Work out how many lines contain "from". Reply with the count alone.

*****

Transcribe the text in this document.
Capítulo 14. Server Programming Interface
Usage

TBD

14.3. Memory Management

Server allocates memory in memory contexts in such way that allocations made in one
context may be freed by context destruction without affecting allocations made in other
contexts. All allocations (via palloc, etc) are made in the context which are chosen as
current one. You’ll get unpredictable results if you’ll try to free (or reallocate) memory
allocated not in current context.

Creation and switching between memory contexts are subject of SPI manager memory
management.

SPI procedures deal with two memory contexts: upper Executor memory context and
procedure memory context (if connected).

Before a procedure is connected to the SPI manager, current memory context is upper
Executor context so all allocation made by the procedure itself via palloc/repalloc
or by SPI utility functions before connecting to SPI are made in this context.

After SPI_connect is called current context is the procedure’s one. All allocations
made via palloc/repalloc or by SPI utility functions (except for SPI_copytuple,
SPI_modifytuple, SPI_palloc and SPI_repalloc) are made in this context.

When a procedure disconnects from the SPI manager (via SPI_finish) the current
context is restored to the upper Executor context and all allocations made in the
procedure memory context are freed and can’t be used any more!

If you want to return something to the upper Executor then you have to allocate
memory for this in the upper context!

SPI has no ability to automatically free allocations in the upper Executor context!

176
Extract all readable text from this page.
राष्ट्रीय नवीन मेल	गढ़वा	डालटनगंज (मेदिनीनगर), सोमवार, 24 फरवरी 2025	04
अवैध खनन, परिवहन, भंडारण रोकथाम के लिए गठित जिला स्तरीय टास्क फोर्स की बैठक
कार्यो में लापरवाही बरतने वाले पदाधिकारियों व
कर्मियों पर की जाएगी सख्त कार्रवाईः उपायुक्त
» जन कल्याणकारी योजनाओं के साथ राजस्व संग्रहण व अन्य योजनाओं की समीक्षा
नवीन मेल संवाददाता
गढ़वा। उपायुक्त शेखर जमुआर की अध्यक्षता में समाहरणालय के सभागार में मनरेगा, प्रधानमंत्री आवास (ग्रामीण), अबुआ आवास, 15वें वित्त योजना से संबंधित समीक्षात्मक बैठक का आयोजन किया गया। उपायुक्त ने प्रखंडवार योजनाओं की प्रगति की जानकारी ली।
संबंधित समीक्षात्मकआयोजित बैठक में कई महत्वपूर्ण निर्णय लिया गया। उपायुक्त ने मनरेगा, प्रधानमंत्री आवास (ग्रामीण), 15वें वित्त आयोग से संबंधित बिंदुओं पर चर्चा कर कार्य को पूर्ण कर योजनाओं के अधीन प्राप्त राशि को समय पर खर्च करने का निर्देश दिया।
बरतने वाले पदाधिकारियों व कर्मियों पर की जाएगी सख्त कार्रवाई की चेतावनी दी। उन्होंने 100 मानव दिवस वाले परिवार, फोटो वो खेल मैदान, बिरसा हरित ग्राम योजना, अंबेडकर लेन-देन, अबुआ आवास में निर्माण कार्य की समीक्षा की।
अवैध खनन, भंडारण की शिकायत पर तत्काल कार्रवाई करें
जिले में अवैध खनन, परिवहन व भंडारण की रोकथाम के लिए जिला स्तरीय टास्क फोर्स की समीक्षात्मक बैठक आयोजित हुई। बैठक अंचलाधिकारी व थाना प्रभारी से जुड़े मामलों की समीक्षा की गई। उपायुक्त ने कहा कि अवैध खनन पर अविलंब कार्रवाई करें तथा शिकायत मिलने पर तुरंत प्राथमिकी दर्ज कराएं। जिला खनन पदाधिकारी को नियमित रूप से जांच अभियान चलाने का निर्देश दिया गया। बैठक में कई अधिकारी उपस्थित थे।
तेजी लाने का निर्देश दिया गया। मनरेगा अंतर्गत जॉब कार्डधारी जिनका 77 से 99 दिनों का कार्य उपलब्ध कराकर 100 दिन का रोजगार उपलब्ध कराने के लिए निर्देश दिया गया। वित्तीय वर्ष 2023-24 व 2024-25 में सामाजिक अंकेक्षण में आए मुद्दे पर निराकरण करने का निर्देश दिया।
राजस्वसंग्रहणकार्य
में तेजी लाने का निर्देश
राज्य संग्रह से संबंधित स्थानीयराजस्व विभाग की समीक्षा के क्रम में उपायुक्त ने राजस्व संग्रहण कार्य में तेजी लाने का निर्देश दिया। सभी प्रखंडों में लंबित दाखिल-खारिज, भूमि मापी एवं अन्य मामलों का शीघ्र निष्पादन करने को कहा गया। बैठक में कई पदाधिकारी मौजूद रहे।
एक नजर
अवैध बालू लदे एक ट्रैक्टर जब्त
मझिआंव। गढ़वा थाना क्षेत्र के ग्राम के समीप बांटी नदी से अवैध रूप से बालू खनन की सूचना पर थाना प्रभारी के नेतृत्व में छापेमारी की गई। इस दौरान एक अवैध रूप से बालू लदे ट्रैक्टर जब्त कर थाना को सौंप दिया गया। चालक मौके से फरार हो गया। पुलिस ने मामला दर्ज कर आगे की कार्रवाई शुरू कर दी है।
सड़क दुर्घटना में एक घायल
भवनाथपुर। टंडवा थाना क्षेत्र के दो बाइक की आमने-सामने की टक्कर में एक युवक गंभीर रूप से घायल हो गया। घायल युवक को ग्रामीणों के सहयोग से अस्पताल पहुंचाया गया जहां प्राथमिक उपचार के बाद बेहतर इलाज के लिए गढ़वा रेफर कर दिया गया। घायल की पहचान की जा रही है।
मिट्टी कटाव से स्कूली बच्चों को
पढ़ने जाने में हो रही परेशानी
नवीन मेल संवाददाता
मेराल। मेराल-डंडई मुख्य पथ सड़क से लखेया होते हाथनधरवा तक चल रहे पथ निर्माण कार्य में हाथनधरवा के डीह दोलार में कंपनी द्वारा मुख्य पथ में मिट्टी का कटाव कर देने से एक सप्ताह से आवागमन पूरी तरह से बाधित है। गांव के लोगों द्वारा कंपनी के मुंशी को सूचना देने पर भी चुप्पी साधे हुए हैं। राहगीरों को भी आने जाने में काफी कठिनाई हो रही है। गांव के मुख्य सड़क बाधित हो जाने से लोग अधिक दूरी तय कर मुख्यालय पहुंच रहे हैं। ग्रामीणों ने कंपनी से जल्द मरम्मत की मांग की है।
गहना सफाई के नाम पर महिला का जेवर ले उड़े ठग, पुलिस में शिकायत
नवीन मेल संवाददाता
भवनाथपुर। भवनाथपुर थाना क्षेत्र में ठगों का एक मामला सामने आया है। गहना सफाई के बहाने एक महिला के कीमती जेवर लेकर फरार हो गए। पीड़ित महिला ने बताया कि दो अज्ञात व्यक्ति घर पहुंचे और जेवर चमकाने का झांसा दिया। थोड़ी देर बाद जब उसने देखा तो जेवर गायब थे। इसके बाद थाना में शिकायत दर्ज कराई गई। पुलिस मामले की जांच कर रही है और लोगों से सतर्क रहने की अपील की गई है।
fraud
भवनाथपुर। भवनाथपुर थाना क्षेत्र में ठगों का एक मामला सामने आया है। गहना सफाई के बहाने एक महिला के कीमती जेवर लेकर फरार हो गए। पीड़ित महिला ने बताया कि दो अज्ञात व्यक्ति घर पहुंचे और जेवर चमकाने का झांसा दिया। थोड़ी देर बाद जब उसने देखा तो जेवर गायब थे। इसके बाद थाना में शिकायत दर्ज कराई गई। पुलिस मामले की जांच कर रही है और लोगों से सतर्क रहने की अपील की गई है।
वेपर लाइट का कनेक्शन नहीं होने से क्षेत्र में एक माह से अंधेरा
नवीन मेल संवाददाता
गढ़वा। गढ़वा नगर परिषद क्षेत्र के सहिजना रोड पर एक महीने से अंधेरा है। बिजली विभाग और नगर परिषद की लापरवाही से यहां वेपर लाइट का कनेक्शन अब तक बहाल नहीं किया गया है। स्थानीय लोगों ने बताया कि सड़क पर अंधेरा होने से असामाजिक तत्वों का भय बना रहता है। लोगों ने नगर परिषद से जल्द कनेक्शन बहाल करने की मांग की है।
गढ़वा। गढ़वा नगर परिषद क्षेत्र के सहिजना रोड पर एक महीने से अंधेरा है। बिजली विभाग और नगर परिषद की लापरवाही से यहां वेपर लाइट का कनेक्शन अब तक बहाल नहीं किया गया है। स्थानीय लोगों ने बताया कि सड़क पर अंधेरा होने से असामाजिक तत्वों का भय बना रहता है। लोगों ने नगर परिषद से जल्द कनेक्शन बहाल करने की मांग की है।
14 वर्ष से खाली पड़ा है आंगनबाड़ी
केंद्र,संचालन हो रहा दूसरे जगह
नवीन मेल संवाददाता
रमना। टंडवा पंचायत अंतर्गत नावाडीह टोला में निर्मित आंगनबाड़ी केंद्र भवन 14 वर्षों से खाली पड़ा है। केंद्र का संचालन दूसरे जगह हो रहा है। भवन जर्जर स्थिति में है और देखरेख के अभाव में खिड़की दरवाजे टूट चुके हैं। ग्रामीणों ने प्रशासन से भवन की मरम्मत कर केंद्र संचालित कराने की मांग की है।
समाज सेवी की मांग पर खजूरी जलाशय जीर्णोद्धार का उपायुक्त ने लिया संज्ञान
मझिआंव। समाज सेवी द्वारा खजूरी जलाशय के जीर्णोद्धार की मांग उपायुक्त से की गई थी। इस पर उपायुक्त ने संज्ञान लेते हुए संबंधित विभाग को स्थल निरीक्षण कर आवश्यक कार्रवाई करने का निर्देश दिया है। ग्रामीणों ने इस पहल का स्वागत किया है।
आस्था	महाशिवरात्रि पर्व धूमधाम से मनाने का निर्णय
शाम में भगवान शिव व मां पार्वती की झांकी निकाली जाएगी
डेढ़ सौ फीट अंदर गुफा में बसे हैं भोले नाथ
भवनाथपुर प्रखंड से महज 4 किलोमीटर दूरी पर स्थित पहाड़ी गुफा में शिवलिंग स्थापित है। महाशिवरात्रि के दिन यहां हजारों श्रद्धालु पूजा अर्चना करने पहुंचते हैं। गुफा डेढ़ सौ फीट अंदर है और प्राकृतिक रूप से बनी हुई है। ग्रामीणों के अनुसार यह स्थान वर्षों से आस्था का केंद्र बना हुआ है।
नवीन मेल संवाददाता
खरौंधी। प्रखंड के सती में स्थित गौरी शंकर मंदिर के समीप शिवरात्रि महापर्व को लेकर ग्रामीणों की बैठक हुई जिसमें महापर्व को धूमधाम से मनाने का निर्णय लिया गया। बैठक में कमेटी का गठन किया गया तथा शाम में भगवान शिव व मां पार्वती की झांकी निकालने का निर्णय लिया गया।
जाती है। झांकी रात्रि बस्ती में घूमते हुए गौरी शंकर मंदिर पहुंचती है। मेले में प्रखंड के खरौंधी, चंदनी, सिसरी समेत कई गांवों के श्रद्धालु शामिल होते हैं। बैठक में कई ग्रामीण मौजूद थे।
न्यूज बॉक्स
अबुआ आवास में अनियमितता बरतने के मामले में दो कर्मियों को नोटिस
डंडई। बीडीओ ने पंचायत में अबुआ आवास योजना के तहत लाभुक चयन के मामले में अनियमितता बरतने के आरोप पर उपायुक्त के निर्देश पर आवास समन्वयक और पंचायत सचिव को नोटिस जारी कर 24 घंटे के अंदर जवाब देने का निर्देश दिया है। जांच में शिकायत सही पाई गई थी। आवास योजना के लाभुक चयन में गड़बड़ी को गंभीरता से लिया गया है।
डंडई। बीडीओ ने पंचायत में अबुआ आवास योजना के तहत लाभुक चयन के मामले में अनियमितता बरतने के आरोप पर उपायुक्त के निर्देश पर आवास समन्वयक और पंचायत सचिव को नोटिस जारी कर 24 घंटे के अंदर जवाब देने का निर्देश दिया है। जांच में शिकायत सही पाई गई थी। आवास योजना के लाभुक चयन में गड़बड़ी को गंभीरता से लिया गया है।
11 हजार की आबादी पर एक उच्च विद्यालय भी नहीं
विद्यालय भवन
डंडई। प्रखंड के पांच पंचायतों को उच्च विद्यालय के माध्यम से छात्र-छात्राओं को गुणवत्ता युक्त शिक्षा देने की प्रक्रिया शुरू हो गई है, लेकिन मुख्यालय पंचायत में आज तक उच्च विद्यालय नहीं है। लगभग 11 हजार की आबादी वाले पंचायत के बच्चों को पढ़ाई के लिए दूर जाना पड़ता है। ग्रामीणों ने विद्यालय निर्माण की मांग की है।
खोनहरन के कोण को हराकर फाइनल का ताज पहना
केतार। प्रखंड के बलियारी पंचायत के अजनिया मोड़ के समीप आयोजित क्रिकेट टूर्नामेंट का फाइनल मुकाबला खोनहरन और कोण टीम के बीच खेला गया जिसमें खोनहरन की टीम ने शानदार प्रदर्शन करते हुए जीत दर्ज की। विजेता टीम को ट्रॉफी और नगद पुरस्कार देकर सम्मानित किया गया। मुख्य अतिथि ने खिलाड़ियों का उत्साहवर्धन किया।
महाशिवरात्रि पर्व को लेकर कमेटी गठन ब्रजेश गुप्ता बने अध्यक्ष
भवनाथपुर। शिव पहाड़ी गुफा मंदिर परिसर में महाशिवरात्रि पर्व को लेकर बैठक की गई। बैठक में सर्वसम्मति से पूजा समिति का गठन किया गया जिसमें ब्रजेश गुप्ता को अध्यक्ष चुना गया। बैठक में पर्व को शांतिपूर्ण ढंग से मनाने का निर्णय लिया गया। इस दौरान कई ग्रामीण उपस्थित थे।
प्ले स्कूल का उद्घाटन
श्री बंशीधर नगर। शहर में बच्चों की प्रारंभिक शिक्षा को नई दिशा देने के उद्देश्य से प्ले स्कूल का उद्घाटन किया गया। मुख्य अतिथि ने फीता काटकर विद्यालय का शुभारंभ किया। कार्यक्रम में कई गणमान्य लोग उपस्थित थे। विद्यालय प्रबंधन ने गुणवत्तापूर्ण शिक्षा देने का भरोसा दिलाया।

*****

_Result of the task_
2